*Job:*
Using the data below, gather each line that includes the word "name".

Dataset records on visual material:
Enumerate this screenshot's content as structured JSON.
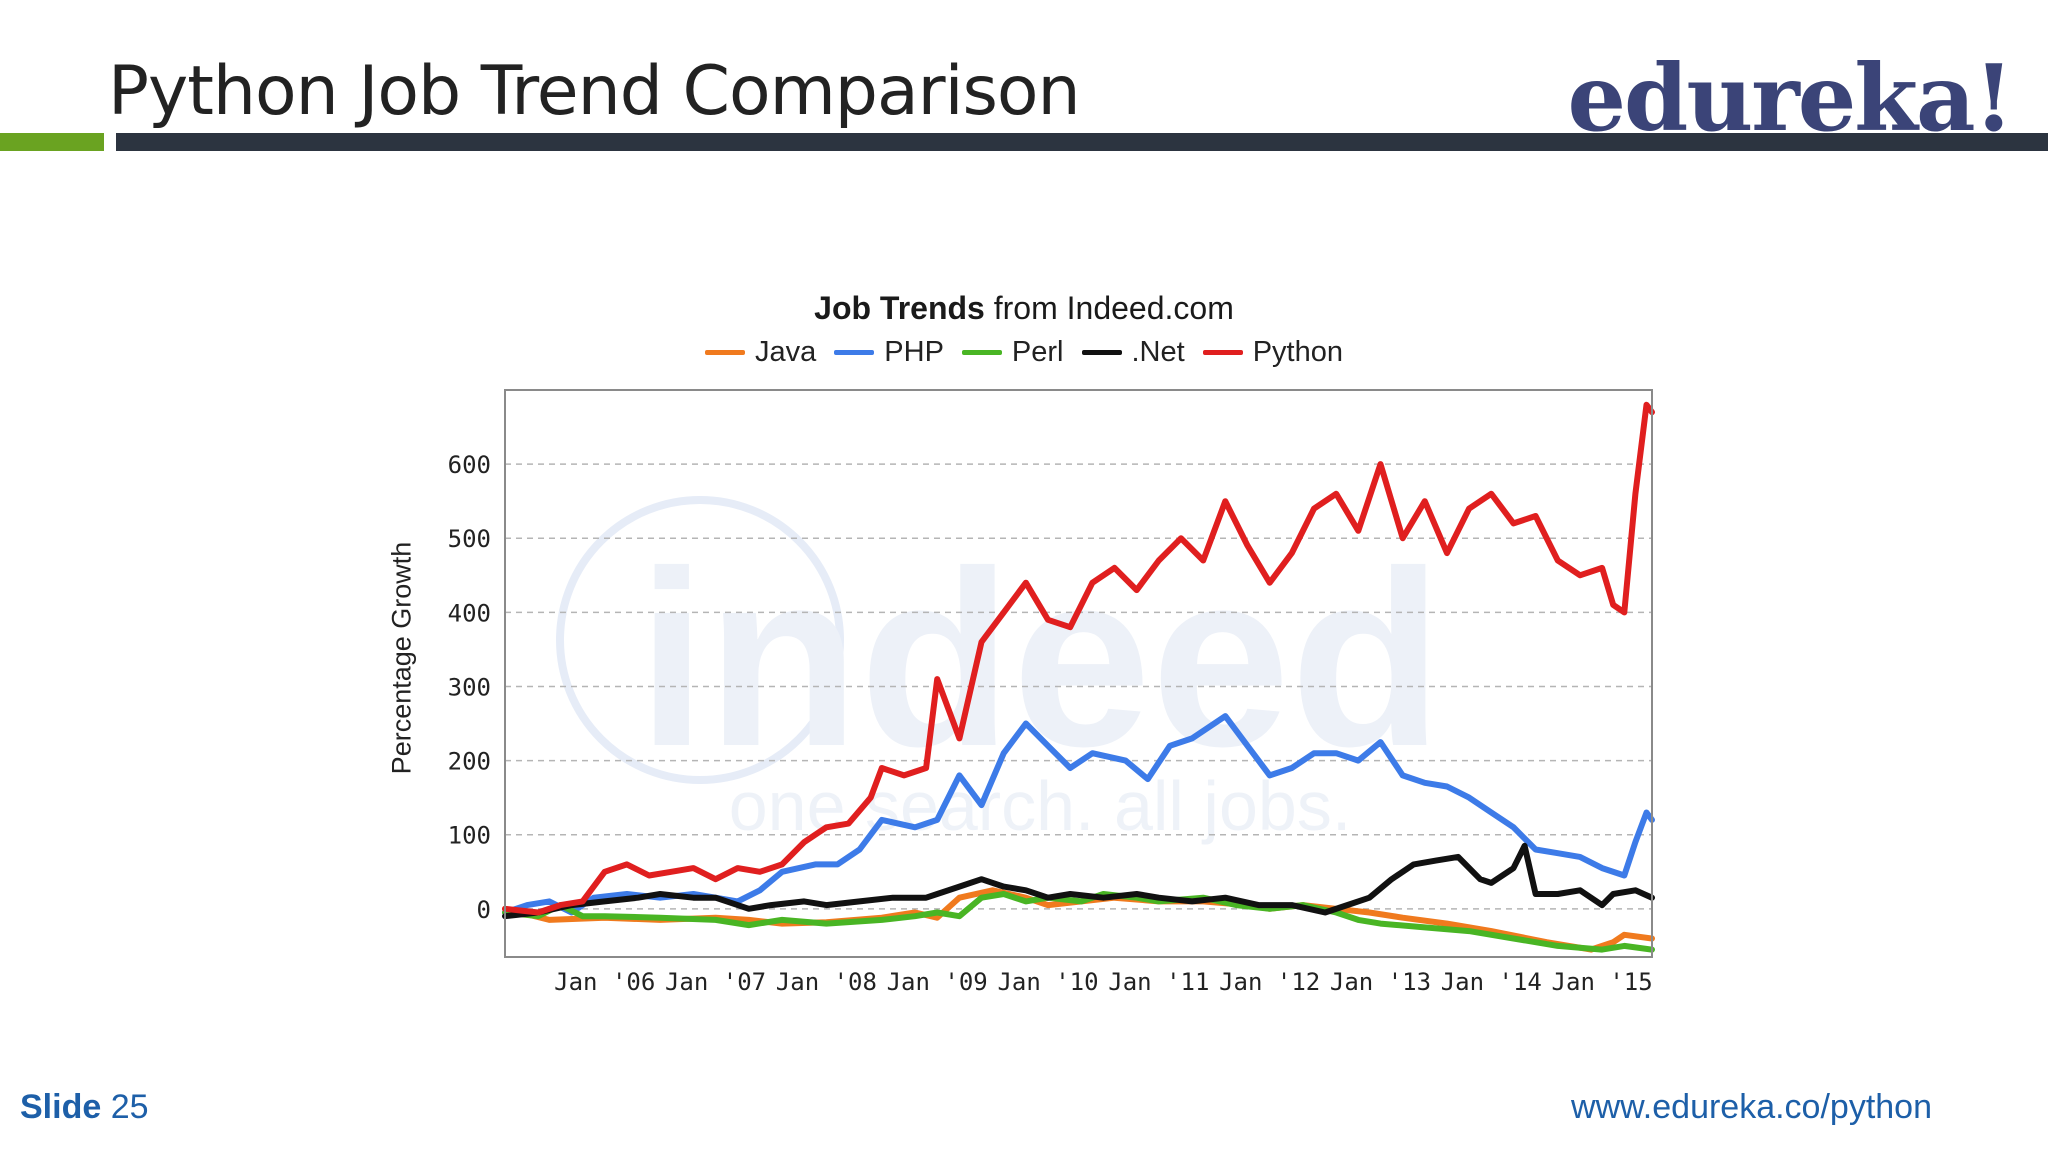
{
  "slide": {
    "title": "Python Job Trend Comparison",
    "brand": "edureka!",
    "footer_label": "Slide",
    "footer_number": "25",
    "footer_url": "www.edureka.co/python",
    "colors": {
      "brand": "#3b4478",
      "accent_green": "#6aa321",
      "rule_dark": "#2c3440",
      "footer_blue": "#1d5fa8"
    }
  },
  "chart_title": {
    "bold": "Job Trends",
    "rest": " from Indeed.com"
  },
  "watermark": {
    "logo": "indeed",
    "tagline": "one search. all jobs."
  },
  "chart_data": {
    "type": "line",
    "ylabel": "Percentage Growth",
    "x_labels": [
      "Jan '06",
      "Jan '07",
      "Jan '08",
      "Jan '09",
      "Jan '10",
      "Jan '11",
      "Jan '12",
      "Jan '13",
      "Jan '14",
      "Jan '15"
    ],
    "x_label_years": [
      2006,
      2007,
      2008,
      2009,
      2010,
      2011,
      2012,
      2013,
      2014,
      2015
    ],
    "xlim": [
      2005.1,
      2015.45
    ],
    "yticks": [
      0,
      100,
      200,
      300,
      400,
      500,
      600
    ],
    "ylim": [
      -65,
      700
    ],
    "grid": true,
    "legend_position": "top-center",
    "series": [
      {
        "name": "Java",
        "color": "#f07a1e",
        "points": [
          [
            2005.1,
            0
          ],
          [
            2005.5,
            -15
          ],
          [
            2006.0,
            -12
          ],
          [
            2006.5,
            -15
          ],
          [
            2007.0,
            -12
          ],
          [
            2007.3,
            -15
          ],
          [
            2007.6,
            -20
          ],
          [
            2008.0,
            -18
          ],
          [
            2008.5,
            -12
          ],
          [
            2008.8,
            -5
          ],
          [
            2009.0,
            -12
          ],
          [
            2009.2,
            15
          ],
          [
            2009.5,
            25
          ],
          [
            2009.8,
            15
          ],
          [
            2010.0,
            5
          ],
          [
            2010.3,
            10
          ],
          [
            2010.6,
            15
          ],
          [
            2011.0,
            10
          ],
          [
            2011.4,
            10
          ],
          [
            2011.8,
            5
          ],
          [
            2012.0,
            0
          ],
          [
            2012.3,
            5
          ],
          [
            2012.6,
            0
          ],
          [
            2012.9,
            -5
          ],
          [
            2013.2,
            -12
          ],
          [
            2013.6,
            -20
          ],
          [
            2014.0,
            -30
          ],
          [
            2014.5,
            -45
          ],
          [
            2014.9,
            -55
          ],
          [
            2015.1,
            -45
          ],
          [
            2015.2,
            -35
          ],
          [
            2015.45,
            -40
          ]
        ]
      },
      {
        "name": "PHP",
        "color": "#3d7be8",
        "points": [
          [
            2005.1,
            -5
          ],
          [
            2005.3,
            5
          ],
          [
            2005.5,
            10
          ],
          [
            2005.7,
            -5
          ],
          [
            2005.9,
            15
          ],
          [
            2006.2,
            20
          ],
          [
            2006.5,
            15
          ],
          [
            2006.8,
            20
          ],
          [
            2007.0,
            15
          ],
          [
            2007.2,
            10
          ],
          [
            2007.4,
            25
          ],
          [
            2007.6,
            50
          ],
          [
            2007.9,
            60
          ],
          [
            2008.1,
            60
          ],
          [
            2008.3,
            80
          ],
          [
            2008.5,
            120
          ],
          [
            2008.8,
            110
          ],
          [
            2009.0,
            120
          ],
          [
            2009.2,
            180
          ],
          [
            2009.4,
            140
          ],
          [
            2009.6,
            210
          ],
          [
            2009.8,
            250
          ],
          [
            2010.0,
            220
          ],
          [
            2010.2,
            190
          ],
          [
            2010.4,
            210
          ],
          [
            2010.7,
            200
          ],
          [
            2010.9,
            175
          ],
          [
            2011.1,
            220
          ],
          [
            2011.3,
            230
          ],
          [
            2011.6,
            260
          ],
          [
            2011.8,
            220
          ],
          [
            2012.0,
            180
          ],
          [
            2012.2,
            190
          ],
          [
            2012.4,
            210
          ],
          [
            2012.6,
            210
          ],
          [
            2012.8,
            200
          ],
          [
            2013.0,
            225
          ],
          [
            2013.2,
            180
          ],
          [
            2013.4,
            170
          ],
          [
            2013.6,
            165
          ],
          [
            2013.8,
            150
          ],
          [
            2014.0,
            130
          ],
          [
            2014.2,
            110
          ],
          [
            2014.4,
            80
          ],
          [
            2014.6,
            75
          ],
          [
            2014.8,
            70
          ],
          [
            2015.0,
            55
          ],
          [
            2015.2,
            45
          ],
          [
            2015.3,
            90
          ],
          [
            2015.4,
            130
          ],
          [
            2015.45,
            120
          ]
        ]
      },
      {
        "name": "Perl",
        "color": "#49b524",
        "points": [
          [
            2005.1,
            -5
          ],
          [
            2005.4,
            -10
          ],
          [
            2005.6,
            5
          ],
          [
            2005.8,
            -10
          ],
          [
            2006.0,
            -10
          ],
          [
            2006.5,
            -12
          ],
          [
            2007.0,
            -15
          ],
          [
            2007.3,
            -22
          ],
          [
            2007.6,
            -15
          ],
          [
            2008.0,
            -20
          ],
          [
            2008.5,
            -15
          ],
          [
            2008.8,
            -10
          ],
          [
            2009.0,
            -5
          ],
          [
            2009.2,
            -10
          ],
          [
            2009.4,
            15
          ],
          [
            2009.6,
            20
          ],
          [
            2009.8,
            10
          ],
          [
            2010.0,
            15
          ],
          [
            2010.3,
            10
          ],
          [
            2010.5,
            20
          ],
          [
            2010.8,
            15
          ],
          [
            2011.0,
            10
          ],
          [
            2011.4,
            15
          ],
          [
            2011.7,
            5
          ],
          [
            2012.0,
            0
          ],
          [
            2012.3,
            5
          ],
          [
            2012.6,
            -5
          ],
          [
            2012.8,
            -15
          ],
          [
            2013.0,
            -20
          ],
          [
            2013.4,
            -25
          ],
          [
            2013.8,
            -30
          ],
          [
            2014.2,
            -40
          ],
          [
            2014.6,
            -50
          ],
          [
            2015.0,
            -55
          ],
          [
            2015.2,
            -50
          ],
          [
            2015.45,
            -55
          ]
        ]
      },
      {
        "name": ".Net",
        "color": "#111111",
        "points": [
          [
            2005.1,
            -10
          ],
          [
            2005.4,
            -5
          ],
          [
            2005.7,
            5
          ],
          [
            2006.0,
            10
          ],
          [
            2006.3,
            15
          ],
          [
            2006.5,
            20
          ],
          [
            2006.8,
            15
          ],
          [
            2007.0,
            15
          ],
          [
            2007.3,
            0
          ],
          [
            2007.5,
            5
          ],
          [
            2007.8,
            10
          ],
          [
            2008.0,
            5
          ],
          [
            2008.3,
            10
          ],
          [
            2008.6,
            15
          ],
          [
            2008.9,
            15
          ],
          [
            2009.0,
            20
          ],
          [
            2009.2,
            30
          ],
          [
            2009.4,
            40
          ],
          [
            2009.6,
            30
          ],
          [
            2009.8,
            25
          ],
          [
            2010.0,
            15
          ],
          [
            2010.2,
            20
          ],
          [
            2010.5,
            15
          ],
          [
            2010.8,
            20
          ],
          [
            2011.0,
            15
          ],
          [
            2011.3,
            10
          ],
          [
            2011.6,
            15
          ],
          [
            2011.9,
            5
          ],
          [
            2012.2,
            5
          ],
          [
            2012.5,
            -5
          ],
          [
            2012.7,
            5
          ],
          [
            2012.9,
            15
          ],
          [
            2013.1,
            40
          ],
          [
            2013.3,
            60
          ],
          [
            2013.5,
            65
          ],
          [
            2013.7,
            70
          ],
          [
            2013.9,
            40
          ],
          [
            2014.0,
            35
          ],
          [
            2014.2,
            55
          ],
          [
            2014.3,
            85
          ],
          [
            2014.4,
            20
          ],
          [
            2014.6,
            20
          ],
          [
            2014.8,
            25
          ],
          [
            2015.0,
            5
          ],
          [
            2015.1,
            20
          ],
          [
            2015.3,
            25
          ],
          [
            2015.45,
            15
          ]
        ]
      },
      {
        "name": "Python",
        "color": "#e01f1f",
        "points": [
          [
            2005.1,
            0
          ],
          [
            2005.4,
            -5
          ],
          [
            2005.6,
            5
          ],
          [
            2005.8,
            10
          ],
          [
            2006.0,
            50
          ],
          [
            2006.2,
            60
          ],
          [
            2006.4,
            45
          ],
          [
            2006.6,
            50
          ],
          [
            2006.8,
            55
          ],
          [
            2007.0,
            40
          ],
          [
            2007.2,
            55
          ],
          [
            2007.4,
            50
          ],
          [
            2007.6,
            60
          ],
          [
            2007.8,
            90
          ],
          [
            2008.0,
            110
          ],
          [
            2008.2,
            115
          ],
          [
            2008.4,
            150
          ],
          [
            2008.5,
            190
          ],
          [
            2008.7,
            180
          ],
          [
            2008.9,
            190
          ],
          [
            2009.0,
            310
          ],
          [
            2009.2,
            230
          ],
          [
            2009.4,
            360
          ],
          [
            2009.6,
            400
          ],
          [
            2009.8,
            440
          ],
          [
            2010.0,
            390
          ],
          [
            2010.2,
            380
          ],
          [
            2010.4,
            440
          ],
          [
            2010.6,
            460
          ],
          [
            2010.8,
            430
          ],
          [
            2011.0,
            470
          ],
          [
            2011.2,
            500
          ],
          [
            2011.4,
            470
          ],
          [
            2011.6,
            550
          ],
          [
            2011.8,
            490
          ],
          [
            2012.0,
            440
          ],
          [
            2012.2,
            480
          ],
          [
            2012.4,
            540
          ],
          [
            2012.6,
            560
          ],
          [
            2012.8,
            510
          ],
          [
            2013.0,
            600
          ],
          [
            2013.2,
            500
          ],
          [
            2013.4,
            550
          ],
          [
            2013.6,
            480
          ],
          [
            2013.8,
            540
          ],
          [
            2014.0,
            560
          ],
          [
            2014.2,
            520
          ],
          [
            2014.4,
            530
          ],
          [
            2014.6,
            470
          ],
          [
            2014.8,
            450
          ],
          [
            2015.0,
            460
          ],
          [
            2015.1,
            410
          ],
          [
            2015.2,
            400
          ],
          [
            2015.3,
            560
          ],
          [
            2015.4,
            680
          ],
          [
            2015.45,
            670
          ]
        ]
      }
    ]
  }
}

*Response:*
        "name": "Java",
        "name": "PHP",
        "name": "Perl",
        "name": ".Net",
        "name": "Python",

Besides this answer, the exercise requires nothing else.